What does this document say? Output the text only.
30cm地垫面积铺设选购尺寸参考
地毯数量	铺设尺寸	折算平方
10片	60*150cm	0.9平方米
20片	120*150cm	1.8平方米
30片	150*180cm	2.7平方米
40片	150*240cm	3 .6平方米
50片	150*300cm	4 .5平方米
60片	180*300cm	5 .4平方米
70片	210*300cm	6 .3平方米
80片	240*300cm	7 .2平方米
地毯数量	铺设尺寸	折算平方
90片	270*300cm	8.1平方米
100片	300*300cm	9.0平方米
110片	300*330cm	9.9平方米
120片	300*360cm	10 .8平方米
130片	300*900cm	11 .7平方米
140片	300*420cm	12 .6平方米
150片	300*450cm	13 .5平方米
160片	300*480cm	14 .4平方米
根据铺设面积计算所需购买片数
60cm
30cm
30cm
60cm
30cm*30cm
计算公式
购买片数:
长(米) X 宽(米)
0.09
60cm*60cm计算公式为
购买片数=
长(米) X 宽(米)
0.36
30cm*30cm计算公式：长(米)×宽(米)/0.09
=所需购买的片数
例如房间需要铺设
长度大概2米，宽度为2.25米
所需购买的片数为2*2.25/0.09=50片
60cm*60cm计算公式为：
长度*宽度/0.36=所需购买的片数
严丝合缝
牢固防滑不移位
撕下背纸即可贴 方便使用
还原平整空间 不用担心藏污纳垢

▶ [WORK TO DO] Write out every entry verbatim.

▶ [EXERCISE ANSWER]
What does this document say? Output the text only.
30cm地垫面积铺设选购尺寸参考
地毯数量	铺设尺寸	折算平方
10片	60*150cm	0.9平方米
20片	120*150cm	1.8平方米
30片	150*180cm	2.7平方米
40片	150*240cm	3 .6平方米
50片	150*300cm	4 .5平方米
60片	180*300cm	5 .4平方米
70片	210*300cm	6 .3平方米
80片	240*300cm	7 .2平方米
地毯数量	铺设尺寸	折算平方
90片	270*300cm	8.1平方米
100片	300*300cm	9.0平方米
110片	300*330cm	9.9平方米
120片	300*360cm	10 .8平方米
130片	300*900cm	11 .7平方米
140片	300*420cm	12 .6平方米
150片	300*450cm	13 .5平方米
160片	300*480cm	14 .4平方米
根据铺设面积计算所需购买片数
60cm
30cm
30cm
60cm
30cm*30cm
计算公式
购买片数:
长(米) X 宽(米)
0.09
60cm*60cm计算公式为
购买片数=
长(米) X 宽(米)
0.36
30cm*30cm计算公式：长(米)×宽(米)/0.09
=所需购买的片数
例如房间需要铺设
长度大概2米，宽度为2.25米
所需购买的片数为2*2.25/0.09=50片
60cm*60cm计算公式为：
长度*宽度/0.36=所需购买的片数
严丝合缝
牢固防滑不移位
撕下背纸即可贴 方便使用
还原平整空间 不用担心藏污纳垢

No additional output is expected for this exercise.